• [Prompt] Say how many lines contain the string "未成年人的隐私容易被侵犯". Give no other output.

** START OF Data section **

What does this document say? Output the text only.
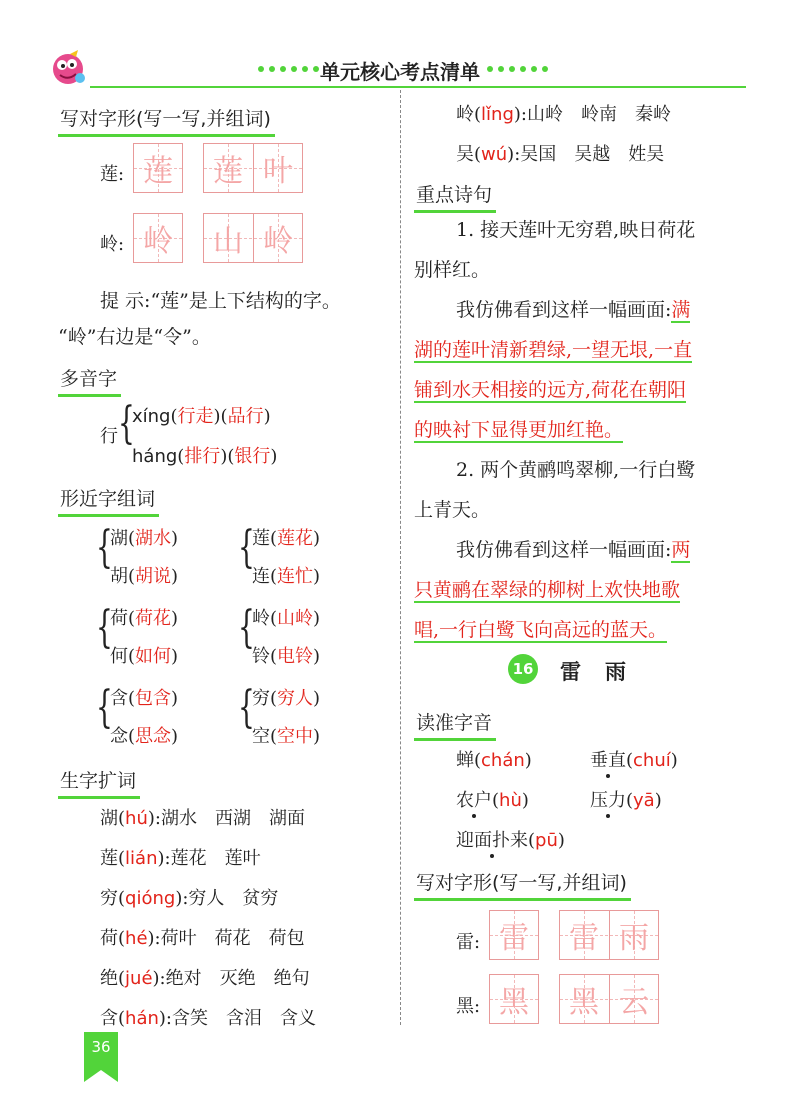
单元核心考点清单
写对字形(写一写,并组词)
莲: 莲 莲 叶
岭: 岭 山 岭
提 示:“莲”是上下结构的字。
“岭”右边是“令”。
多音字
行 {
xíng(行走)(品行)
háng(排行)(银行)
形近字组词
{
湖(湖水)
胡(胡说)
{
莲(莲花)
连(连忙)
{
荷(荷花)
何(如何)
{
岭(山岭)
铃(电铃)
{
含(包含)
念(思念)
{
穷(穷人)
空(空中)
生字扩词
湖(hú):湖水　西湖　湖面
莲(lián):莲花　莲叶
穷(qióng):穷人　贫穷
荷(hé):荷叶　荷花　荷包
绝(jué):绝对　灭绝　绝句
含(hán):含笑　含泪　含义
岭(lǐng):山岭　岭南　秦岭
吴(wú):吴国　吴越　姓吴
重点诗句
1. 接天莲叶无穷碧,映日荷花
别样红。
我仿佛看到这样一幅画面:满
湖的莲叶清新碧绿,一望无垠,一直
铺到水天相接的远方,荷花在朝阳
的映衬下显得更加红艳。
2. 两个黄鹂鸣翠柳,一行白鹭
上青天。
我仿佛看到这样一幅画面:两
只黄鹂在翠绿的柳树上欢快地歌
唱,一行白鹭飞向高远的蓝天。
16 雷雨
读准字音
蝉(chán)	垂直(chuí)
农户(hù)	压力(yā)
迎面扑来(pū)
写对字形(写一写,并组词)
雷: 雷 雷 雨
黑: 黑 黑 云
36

** END OF Data section **
** START OF Data section **

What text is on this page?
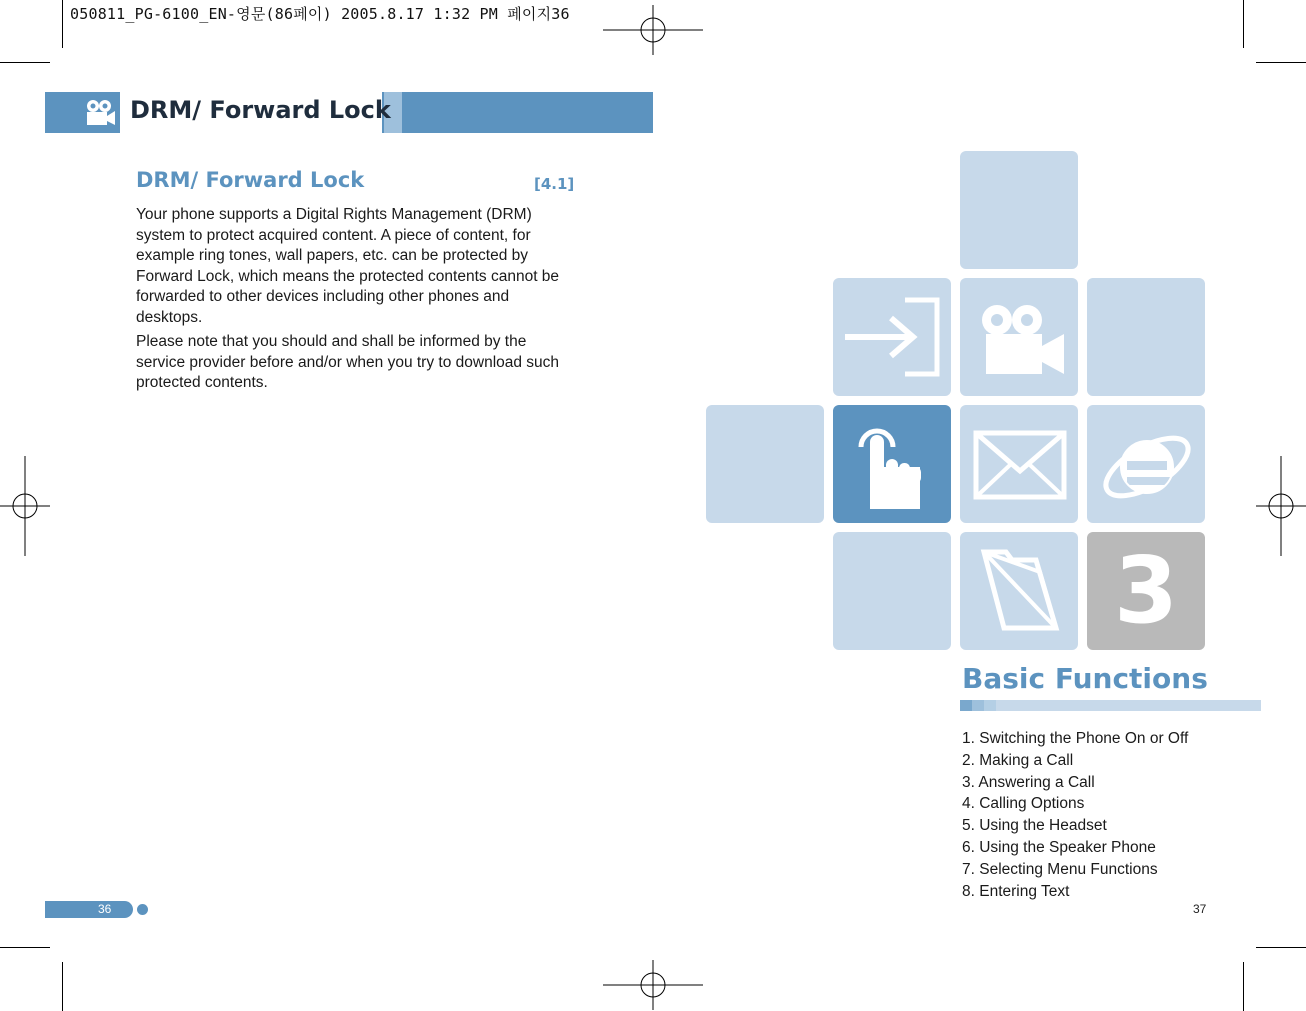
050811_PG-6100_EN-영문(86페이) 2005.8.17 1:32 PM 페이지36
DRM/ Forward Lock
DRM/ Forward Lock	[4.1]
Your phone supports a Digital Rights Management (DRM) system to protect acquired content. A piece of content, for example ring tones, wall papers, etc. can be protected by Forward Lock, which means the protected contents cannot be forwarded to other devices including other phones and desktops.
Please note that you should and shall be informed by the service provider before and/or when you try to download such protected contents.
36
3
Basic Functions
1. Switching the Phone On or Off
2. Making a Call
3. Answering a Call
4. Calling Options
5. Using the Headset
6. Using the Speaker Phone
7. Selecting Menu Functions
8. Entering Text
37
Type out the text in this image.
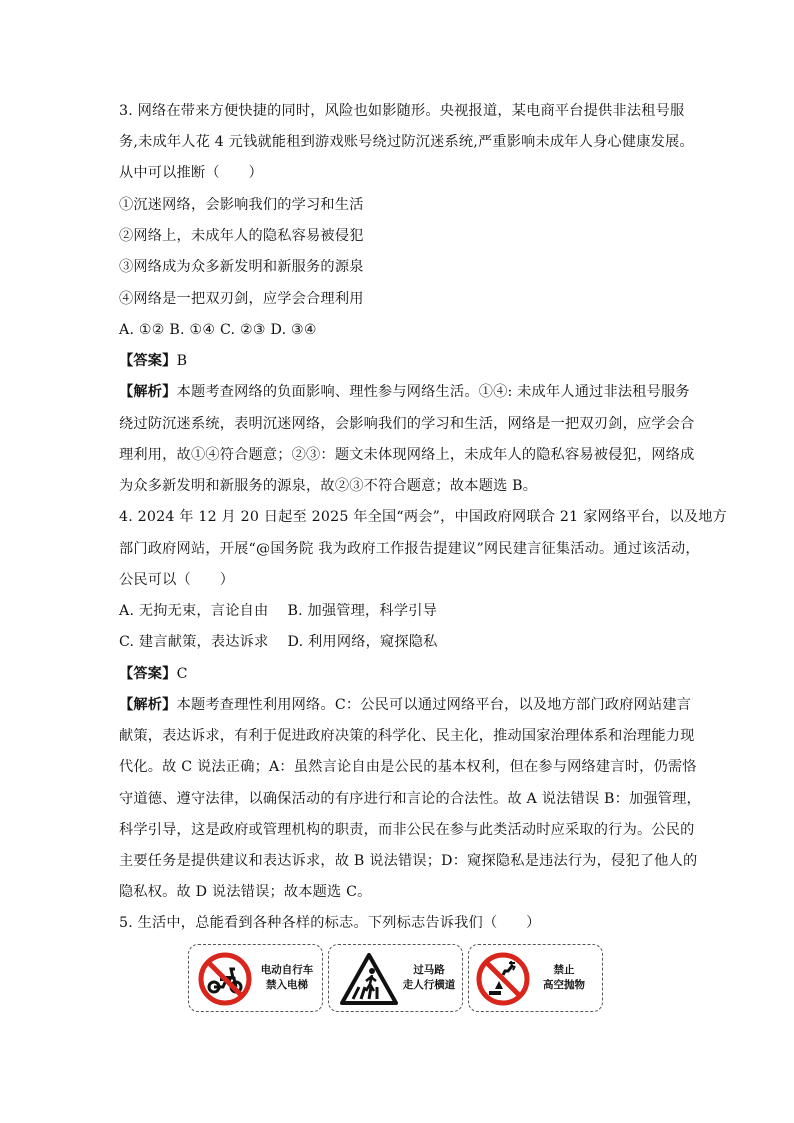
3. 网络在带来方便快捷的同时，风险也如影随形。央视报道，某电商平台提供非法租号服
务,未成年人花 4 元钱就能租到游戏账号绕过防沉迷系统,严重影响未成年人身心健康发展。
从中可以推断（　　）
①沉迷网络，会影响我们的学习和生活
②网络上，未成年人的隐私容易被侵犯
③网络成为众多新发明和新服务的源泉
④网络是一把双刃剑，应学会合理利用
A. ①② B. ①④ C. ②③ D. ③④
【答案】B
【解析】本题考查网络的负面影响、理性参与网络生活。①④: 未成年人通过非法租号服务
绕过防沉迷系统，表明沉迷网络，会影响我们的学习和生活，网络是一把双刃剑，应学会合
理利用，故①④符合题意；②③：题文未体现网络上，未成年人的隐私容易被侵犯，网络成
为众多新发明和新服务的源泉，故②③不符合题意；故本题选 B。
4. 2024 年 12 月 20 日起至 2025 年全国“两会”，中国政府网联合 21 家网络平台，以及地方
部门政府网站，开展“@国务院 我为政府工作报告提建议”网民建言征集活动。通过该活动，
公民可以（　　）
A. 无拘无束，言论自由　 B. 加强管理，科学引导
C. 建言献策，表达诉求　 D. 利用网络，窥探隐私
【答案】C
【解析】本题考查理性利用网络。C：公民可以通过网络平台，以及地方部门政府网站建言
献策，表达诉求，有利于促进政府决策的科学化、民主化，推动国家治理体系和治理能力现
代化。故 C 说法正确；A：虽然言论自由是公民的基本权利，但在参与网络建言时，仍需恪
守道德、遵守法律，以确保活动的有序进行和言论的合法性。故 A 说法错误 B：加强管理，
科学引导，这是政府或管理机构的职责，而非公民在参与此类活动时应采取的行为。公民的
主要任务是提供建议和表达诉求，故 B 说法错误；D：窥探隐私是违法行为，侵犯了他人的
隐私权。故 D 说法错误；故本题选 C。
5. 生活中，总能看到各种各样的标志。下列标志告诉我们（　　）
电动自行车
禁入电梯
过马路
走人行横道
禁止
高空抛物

** END OF Data section **

• [Finished exercise] 2